■ **Aim of the task**: Determine how many lines in the data below contain "включает" and write only that number.

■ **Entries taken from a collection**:
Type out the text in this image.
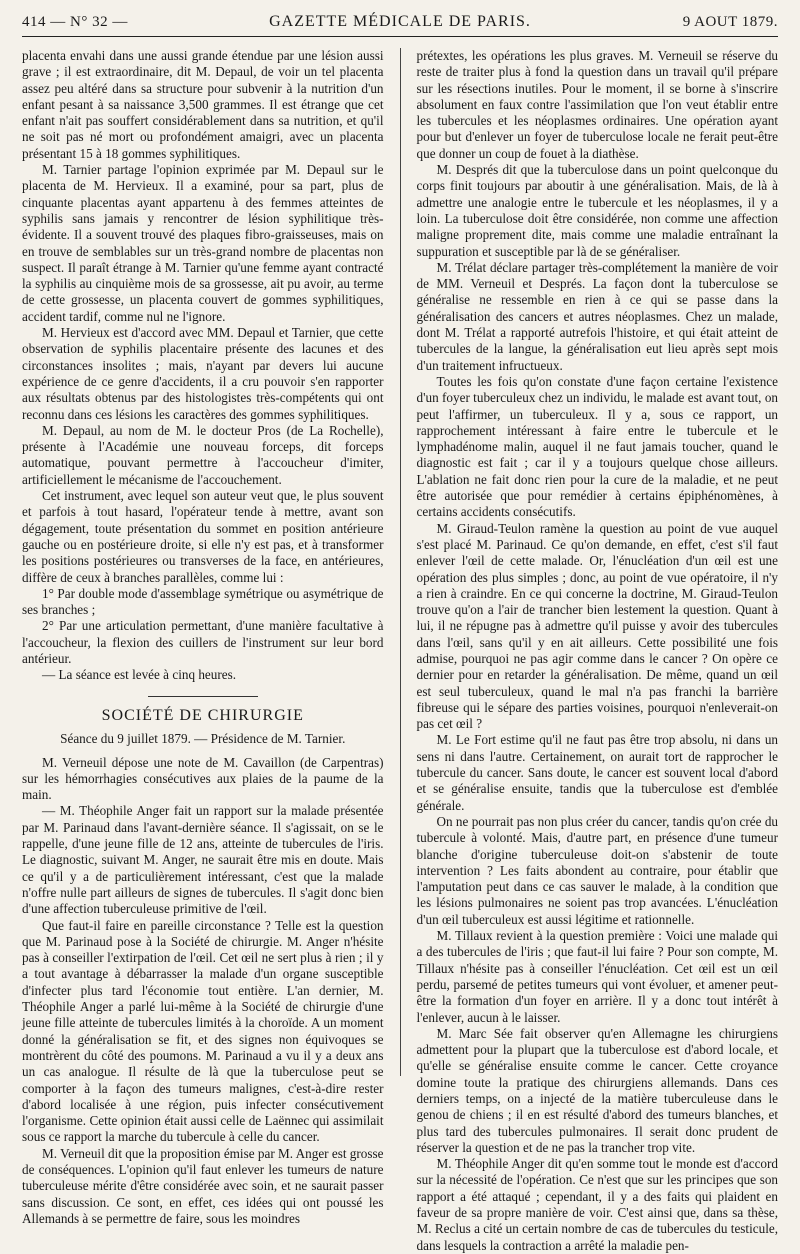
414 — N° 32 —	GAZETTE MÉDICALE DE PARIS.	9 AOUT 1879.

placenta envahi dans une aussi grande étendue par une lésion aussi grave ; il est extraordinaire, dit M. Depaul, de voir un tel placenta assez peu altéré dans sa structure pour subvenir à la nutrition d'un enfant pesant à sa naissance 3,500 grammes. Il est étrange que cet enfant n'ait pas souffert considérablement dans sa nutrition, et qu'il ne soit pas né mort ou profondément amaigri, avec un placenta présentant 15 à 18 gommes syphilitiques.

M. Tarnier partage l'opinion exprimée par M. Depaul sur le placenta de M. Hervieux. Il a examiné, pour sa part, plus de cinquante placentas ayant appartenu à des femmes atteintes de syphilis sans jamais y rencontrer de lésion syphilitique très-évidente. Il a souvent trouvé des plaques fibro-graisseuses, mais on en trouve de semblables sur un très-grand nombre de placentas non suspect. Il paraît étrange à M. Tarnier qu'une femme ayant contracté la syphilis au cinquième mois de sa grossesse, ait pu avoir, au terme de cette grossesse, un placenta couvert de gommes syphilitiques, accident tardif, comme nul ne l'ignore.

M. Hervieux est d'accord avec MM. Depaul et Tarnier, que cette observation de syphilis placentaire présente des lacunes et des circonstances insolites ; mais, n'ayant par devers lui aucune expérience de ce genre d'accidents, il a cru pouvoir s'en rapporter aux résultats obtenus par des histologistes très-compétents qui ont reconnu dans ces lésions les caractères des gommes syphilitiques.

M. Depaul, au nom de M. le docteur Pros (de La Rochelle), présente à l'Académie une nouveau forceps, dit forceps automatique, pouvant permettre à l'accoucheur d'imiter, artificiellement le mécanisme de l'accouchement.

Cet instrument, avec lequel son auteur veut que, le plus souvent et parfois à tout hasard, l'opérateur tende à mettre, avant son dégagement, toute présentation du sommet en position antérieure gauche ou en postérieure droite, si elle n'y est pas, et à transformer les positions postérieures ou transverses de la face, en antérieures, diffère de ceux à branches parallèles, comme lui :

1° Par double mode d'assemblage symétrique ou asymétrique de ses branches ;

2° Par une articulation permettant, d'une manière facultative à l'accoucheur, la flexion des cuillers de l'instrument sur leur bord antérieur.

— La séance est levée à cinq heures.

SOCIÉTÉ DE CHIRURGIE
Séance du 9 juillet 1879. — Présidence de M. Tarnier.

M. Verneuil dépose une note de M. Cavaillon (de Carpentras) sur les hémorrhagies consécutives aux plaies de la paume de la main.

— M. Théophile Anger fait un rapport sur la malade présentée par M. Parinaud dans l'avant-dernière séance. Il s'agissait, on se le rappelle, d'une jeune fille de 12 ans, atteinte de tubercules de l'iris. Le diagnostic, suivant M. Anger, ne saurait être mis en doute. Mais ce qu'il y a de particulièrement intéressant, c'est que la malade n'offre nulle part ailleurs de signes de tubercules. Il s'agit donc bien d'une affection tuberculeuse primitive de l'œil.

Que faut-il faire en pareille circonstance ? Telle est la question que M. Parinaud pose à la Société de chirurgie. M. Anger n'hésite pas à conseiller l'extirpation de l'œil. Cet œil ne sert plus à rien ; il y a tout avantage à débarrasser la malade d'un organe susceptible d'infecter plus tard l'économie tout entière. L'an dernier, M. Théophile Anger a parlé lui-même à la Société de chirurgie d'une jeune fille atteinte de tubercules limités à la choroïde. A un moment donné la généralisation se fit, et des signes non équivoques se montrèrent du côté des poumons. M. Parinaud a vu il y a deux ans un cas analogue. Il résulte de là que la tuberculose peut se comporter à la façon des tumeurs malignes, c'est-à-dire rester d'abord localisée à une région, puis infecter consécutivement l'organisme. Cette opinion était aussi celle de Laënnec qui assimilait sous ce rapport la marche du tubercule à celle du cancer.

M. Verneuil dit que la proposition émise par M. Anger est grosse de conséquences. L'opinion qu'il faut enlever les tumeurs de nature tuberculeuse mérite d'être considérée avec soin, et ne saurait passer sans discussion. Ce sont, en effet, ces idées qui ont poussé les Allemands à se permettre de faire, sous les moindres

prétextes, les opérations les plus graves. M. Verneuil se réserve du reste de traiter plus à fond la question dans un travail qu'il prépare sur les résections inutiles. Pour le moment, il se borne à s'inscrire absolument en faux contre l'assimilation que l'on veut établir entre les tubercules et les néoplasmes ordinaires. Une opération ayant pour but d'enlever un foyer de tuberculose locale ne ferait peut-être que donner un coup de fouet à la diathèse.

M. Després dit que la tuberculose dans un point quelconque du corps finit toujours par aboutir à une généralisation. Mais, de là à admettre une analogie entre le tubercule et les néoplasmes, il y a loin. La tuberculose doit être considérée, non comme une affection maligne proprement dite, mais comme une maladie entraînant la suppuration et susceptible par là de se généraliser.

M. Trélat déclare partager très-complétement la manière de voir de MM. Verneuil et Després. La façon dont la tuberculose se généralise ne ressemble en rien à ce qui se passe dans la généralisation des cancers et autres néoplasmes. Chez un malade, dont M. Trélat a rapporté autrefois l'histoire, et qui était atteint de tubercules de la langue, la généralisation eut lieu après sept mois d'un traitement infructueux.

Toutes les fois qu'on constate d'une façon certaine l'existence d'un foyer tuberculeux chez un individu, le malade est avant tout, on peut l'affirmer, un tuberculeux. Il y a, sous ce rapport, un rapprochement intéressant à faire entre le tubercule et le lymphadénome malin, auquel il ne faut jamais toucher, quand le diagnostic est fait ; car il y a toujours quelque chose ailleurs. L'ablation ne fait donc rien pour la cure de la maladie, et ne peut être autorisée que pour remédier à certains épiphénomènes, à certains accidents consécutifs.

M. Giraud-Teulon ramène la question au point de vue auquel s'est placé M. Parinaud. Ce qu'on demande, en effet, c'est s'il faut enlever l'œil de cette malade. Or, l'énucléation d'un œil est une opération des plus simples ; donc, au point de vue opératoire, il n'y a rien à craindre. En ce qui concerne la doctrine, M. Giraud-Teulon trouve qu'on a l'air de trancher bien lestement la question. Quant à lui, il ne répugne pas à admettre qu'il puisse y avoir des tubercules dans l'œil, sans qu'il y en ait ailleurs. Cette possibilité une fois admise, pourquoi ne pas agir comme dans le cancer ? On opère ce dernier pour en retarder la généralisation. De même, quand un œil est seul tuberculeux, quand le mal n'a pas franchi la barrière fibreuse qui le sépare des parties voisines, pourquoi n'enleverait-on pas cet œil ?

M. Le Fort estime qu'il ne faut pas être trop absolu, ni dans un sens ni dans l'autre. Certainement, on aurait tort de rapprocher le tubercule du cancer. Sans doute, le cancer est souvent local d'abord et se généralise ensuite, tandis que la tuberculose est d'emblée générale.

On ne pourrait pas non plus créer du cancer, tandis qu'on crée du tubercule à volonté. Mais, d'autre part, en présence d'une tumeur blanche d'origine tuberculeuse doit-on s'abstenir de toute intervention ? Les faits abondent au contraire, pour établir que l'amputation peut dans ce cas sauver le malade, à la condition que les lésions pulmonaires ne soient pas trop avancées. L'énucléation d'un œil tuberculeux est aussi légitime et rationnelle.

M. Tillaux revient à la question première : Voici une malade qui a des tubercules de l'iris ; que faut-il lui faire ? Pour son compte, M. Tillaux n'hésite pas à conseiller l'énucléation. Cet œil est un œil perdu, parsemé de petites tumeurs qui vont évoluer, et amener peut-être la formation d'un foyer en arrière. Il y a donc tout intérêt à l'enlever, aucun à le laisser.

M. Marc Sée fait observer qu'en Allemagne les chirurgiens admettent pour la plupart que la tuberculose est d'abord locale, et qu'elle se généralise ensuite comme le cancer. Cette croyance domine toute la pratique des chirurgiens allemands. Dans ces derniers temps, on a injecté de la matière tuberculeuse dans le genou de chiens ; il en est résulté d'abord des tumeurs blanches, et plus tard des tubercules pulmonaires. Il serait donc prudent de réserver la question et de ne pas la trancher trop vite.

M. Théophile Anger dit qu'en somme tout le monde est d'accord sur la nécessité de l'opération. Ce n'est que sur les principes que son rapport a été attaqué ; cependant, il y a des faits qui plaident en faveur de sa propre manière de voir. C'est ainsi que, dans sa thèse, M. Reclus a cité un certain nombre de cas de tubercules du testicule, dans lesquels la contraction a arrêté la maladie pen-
* * *
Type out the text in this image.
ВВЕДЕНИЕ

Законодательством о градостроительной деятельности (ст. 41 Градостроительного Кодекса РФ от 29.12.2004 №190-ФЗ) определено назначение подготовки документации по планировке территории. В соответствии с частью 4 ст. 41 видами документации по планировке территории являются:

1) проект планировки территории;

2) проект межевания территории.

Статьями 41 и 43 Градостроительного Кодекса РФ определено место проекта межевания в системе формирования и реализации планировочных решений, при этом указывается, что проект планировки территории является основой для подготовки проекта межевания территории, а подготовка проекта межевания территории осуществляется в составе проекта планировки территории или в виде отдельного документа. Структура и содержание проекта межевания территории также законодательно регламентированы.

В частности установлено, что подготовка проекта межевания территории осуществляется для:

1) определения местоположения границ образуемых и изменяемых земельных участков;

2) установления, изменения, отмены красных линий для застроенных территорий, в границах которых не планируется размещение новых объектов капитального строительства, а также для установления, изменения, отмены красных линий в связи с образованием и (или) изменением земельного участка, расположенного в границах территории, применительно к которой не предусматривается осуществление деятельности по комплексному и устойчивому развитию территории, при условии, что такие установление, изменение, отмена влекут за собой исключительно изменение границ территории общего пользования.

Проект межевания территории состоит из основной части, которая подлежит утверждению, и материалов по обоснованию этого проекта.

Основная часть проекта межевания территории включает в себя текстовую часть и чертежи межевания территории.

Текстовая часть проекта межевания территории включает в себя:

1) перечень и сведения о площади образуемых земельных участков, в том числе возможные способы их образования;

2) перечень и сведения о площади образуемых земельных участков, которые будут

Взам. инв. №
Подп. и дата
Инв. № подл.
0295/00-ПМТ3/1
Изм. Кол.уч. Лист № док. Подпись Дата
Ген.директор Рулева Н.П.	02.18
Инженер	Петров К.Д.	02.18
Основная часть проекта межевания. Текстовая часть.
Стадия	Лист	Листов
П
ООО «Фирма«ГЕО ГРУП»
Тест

■ **Expected answer**: 2